• **What this task involves**
For each line of the data below that holds "Coupe", copy the line.

• **Dataset content**
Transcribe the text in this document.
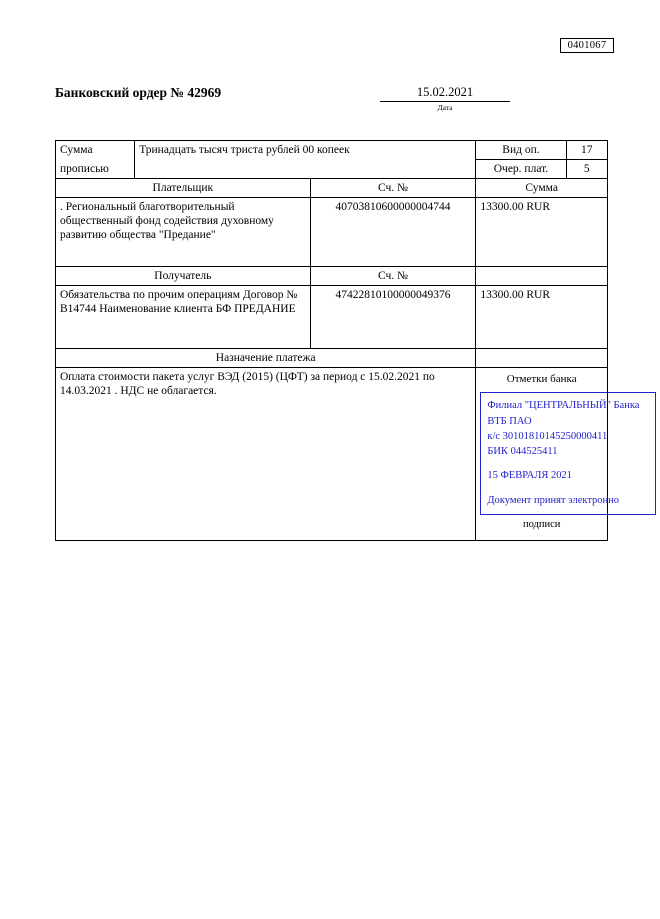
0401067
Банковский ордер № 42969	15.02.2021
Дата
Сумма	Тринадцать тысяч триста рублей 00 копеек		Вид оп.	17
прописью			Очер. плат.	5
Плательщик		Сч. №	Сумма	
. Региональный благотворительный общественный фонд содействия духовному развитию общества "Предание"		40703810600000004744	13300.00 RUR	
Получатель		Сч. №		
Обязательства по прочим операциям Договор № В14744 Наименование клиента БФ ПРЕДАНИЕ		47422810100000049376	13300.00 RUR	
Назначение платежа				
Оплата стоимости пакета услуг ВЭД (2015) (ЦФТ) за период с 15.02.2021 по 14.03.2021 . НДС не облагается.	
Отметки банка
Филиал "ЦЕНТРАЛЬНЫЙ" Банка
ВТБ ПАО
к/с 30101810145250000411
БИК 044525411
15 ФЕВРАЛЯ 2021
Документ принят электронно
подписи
* * *
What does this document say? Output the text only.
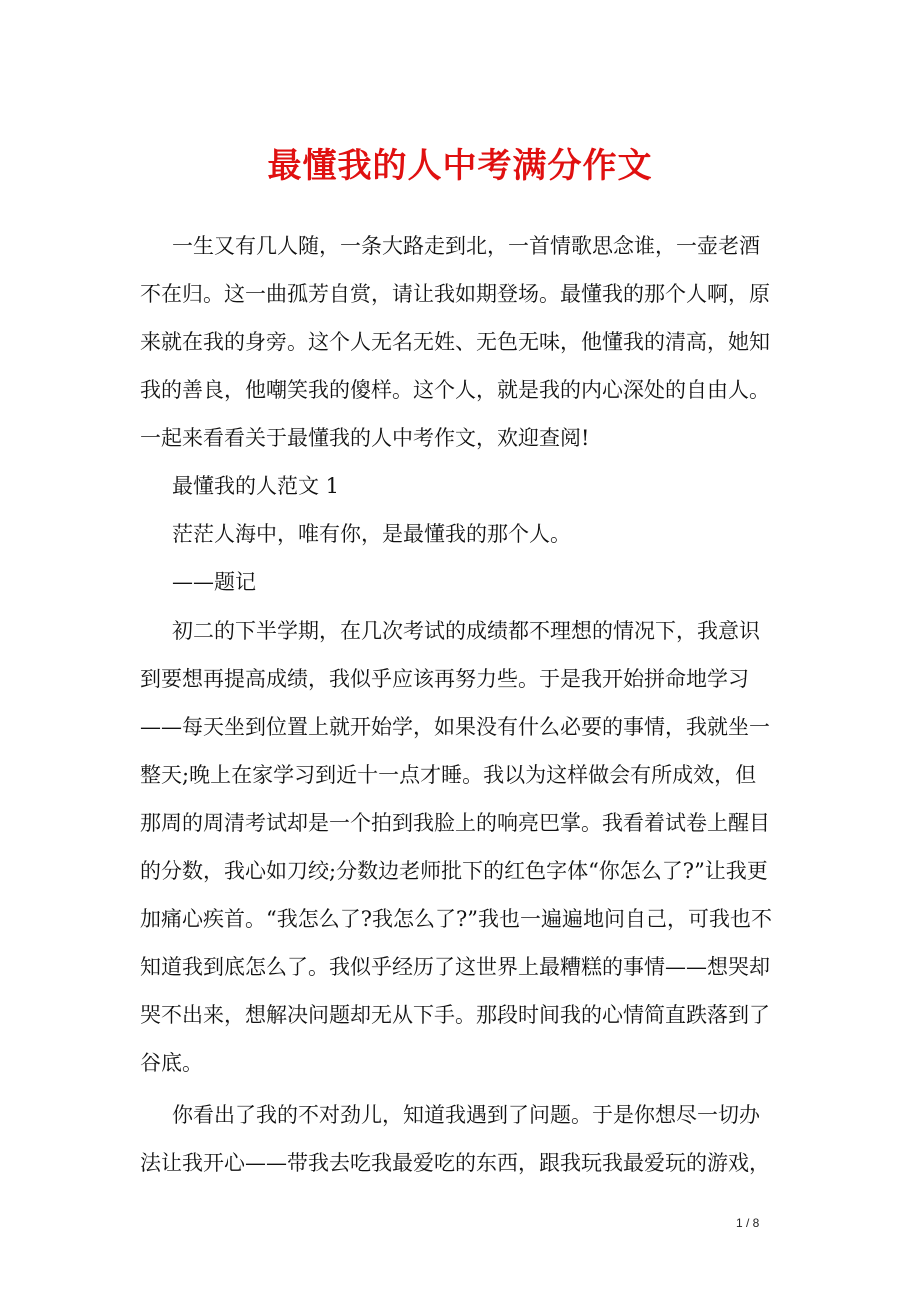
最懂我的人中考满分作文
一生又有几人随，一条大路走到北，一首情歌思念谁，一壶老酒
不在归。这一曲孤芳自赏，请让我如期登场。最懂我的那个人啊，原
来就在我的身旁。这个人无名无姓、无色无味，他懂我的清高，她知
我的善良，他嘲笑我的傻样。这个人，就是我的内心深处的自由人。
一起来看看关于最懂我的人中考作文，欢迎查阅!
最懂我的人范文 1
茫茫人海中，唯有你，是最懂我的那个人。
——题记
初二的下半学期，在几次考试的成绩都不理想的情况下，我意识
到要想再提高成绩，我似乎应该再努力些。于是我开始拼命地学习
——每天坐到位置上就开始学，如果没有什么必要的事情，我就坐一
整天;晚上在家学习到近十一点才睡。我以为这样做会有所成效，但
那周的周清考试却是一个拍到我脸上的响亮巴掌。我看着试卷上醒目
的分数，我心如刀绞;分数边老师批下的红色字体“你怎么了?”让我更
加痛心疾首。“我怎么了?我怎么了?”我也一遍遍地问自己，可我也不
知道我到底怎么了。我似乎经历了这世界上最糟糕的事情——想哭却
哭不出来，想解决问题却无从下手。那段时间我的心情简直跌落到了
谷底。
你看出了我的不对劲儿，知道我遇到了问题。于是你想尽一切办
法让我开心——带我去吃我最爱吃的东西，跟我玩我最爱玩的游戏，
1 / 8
==
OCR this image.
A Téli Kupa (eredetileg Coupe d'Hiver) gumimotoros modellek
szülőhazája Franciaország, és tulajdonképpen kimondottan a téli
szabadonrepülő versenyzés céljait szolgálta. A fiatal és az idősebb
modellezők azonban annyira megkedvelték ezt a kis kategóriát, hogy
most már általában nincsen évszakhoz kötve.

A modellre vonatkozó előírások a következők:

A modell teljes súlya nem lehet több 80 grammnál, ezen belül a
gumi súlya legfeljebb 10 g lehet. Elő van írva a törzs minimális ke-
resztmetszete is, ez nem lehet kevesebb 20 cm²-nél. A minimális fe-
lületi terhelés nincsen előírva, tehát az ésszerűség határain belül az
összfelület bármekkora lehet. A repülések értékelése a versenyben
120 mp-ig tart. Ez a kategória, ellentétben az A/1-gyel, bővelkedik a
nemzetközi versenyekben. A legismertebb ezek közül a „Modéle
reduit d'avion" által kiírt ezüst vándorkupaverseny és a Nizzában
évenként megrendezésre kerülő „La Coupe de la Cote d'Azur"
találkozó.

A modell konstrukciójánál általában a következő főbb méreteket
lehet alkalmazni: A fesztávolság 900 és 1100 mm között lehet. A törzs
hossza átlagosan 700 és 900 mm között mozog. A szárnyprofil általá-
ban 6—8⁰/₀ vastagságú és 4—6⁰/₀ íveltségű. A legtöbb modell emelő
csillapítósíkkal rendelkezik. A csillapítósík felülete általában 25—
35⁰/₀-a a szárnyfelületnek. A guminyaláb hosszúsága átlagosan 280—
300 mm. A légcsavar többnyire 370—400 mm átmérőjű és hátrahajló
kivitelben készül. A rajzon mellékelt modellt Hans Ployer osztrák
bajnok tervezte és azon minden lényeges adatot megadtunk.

• **Output for this exercise**
A Téli Kupa (eredetileg Coupe d'Hiver) gumimotoros modellek
évenként megrendezésre kerülő „La Coupe de la Cote d'Azur"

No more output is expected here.